# INFORMATION SHOWN start
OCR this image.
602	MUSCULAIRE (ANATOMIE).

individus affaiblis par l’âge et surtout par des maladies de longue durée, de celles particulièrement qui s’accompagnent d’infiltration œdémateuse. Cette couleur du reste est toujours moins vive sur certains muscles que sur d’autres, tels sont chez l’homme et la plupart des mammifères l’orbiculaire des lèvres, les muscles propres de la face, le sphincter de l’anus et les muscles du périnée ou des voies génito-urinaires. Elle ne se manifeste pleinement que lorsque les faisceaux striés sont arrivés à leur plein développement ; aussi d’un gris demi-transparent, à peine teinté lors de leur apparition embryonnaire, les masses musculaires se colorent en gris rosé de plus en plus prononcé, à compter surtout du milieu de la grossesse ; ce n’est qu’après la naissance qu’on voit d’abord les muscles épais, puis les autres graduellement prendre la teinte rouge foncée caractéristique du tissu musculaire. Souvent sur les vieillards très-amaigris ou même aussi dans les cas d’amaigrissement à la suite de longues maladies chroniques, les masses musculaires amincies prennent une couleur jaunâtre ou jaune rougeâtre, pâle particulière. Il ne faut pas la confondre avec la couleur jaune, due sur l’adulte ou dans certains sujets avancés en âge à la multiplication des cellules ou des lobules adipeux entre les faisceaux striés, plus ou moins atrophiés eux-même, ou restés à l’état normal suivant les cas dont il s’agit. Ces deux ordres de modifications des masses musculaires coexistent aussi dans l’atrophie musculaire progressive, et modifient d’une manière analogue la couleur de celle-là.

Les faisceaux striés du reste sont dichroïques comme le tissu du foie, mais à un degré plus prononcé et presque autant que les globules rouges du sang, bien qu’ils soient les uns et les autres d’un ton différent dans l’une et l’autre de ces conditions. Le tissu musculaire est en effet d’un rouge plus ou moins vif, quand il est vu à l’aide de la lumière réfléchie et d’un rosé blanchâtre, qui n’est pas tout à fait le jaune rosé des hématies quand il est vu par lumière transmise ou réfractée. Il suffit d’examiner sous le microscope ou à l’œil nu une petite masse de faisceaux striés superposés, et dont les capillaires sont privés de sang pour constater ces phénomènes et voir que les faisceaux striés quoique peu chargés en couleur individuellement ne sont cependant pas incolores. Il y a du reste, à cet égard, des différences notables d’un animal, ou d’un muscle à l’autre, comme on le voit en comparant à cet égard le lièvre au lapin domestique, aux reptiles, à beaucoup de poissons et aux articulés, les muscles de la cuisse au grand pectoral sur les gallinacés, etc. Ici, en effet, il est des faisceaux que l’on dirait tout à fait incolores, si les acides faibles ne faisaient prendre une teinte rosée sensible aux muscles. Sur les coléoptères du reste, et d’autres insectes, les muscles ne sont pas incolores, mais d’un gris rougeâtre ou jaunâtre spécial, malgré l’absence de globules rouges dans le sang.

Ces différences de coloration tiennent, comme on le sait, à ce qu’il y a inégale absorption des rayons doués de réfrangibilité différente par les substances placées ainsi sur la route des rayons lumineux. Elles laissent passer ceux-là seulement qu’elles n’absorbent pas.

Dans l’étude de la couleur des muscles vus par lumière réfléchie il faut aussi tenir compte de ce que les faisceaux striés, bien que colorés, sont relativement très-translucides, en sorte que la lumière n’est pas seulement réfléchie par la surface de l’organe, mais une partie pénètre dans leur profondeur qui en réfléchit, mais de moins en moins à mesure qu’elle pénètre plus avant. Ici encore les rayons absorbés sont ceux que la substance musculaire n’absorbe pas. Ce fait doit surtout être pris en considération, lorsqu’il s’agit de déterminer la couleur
# INFORMATION SHOWN end
# INFORMATION SHOWN start
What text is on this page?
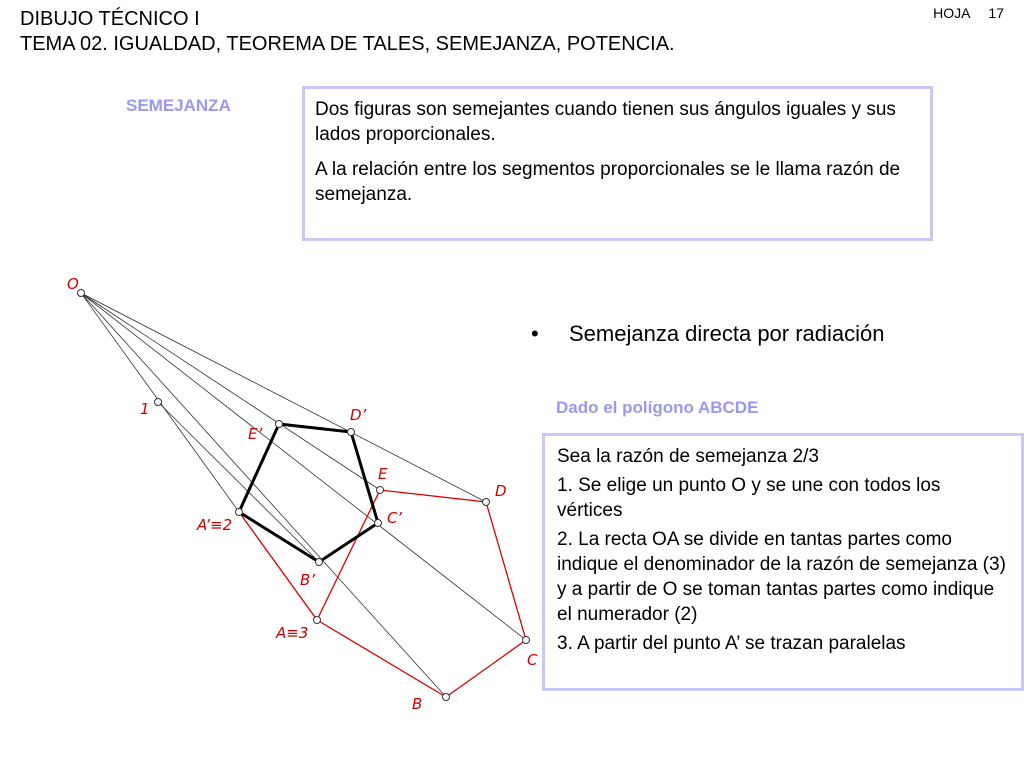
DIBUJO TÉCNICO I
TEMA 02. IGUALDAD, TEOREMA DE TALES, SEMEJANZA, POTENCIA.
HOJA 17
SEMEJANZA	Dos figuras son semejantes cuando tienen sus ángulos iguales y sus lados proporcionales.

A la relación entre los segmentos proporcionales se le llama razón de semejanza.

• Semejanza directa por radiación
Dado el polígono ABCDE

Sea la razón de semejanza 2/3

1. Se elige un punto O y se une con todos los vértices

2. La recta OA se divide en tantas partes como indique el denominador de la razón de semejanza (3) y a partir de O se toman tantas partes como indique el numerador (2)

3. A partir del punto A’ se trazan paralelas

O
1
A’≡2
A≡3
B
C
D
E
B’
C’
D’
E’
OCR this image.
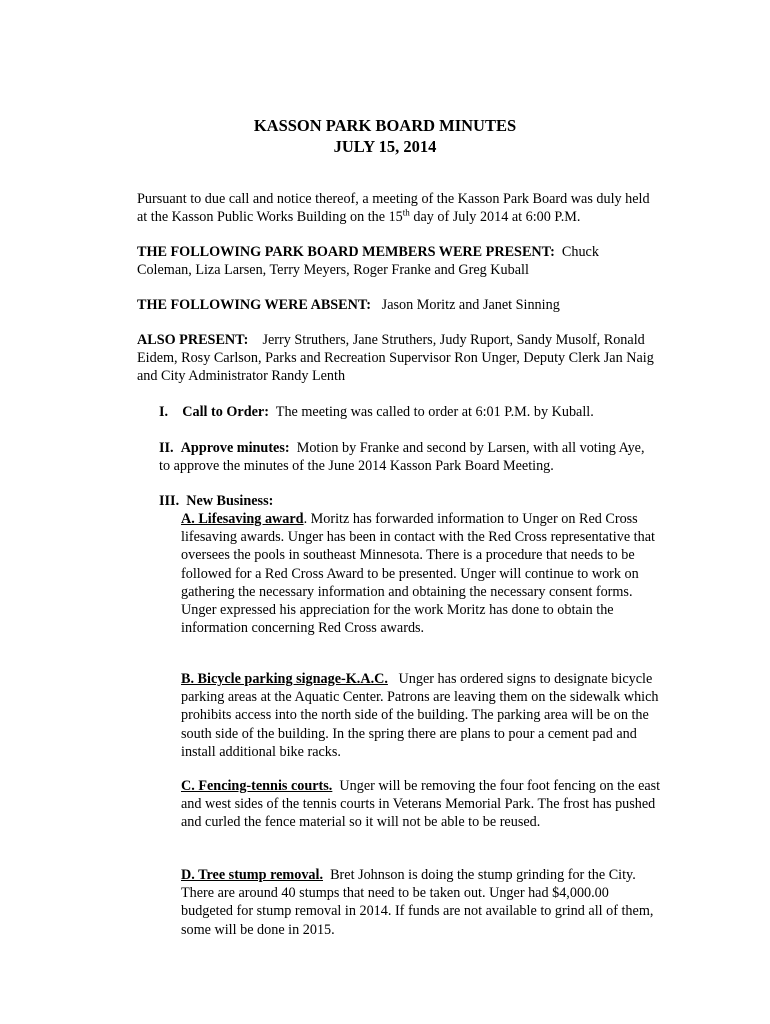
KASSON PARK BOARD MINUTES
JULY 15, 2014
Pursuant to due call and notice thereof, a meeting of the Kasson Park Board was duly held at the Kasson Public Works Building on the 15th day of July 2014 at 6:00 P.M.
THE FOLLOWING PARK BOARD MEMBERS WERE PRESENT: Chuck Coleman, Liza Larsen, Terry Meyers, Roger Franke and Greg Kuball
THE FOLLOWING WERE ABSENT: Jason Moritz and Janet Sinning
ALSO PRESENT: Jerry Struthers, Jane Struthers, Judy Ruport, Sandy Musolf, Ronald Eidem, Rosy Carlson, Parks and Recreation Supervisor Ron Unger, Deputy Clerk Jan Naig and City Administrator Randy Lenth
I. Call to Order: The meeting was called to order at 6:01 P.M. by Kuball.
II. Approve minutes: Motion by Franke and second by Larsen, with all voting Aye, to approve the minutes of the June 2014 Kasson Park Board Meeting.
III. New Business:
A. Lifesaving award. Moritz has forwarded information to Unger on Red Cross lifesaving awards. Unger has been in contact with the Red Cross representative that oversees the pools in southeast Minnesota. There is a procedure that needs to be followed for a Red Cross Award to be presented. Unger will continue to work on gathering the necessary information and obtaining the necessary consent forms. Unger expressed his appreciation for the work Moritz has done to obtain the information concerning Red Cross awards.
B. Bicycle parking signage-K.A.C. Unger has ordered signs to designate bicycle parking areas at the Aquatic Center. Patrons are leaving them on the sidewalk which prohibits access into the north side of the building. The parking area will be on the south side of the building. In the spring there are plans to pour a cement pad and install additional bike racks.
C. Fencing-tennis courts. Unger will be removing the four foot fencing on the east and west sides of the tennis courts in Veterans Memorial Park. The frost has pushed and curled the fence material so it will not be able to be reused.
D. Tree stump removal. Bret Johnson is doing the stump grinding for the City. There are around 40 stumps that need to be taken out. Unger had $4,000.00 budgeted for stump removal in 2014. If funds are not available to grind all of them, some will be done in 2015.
# INFORMATION SHOWN end
■ **REQUEST**
From the records given above, copy all lines containing "will".

■ **EXERCISE SOLUTION**
A. Lifesaving award. Moritz has forwarded information to Unger on Red Cross lifesaving awards. Unger has been in contact with the Red Cross representative that oversees the pools in southeast Minnesota. There is a procedure that needs to be followed for a Red Cross Award to be presented. Unger will continue to work on gathering the necessary information and obtaining the necessary consent forms. Unger expressed his appreciation for the work Moritz has done to obtain the information concerning Red Cross awards.
B. Bicycle parking signage-K.A.C. Unger has ordered signs to designate bicycle parking areas at the Aquatic Center. Patrons are leaving them on the sidewalk which prohibits access into the north side of the building. The parking area will be on the south side of the building. In the spring there are plans to pour a cement pad and install additional bike racks.
C. Fencing-tennis courts. Unger will be removing the four foot fencing on the east and west sides of the tennis courts in Veterans Memorial Park. The frost has pushed and curled the fence material so it will not be able to be reused.
D. Tree stump removal. Bret Johnson is doing the stump grinding for the City. There are around 40 stumps that need to be taken out. Unger had $4,000.00 budgeted for stump removal in 2014. If funds are not available to grind all of them, some will be done in 2015.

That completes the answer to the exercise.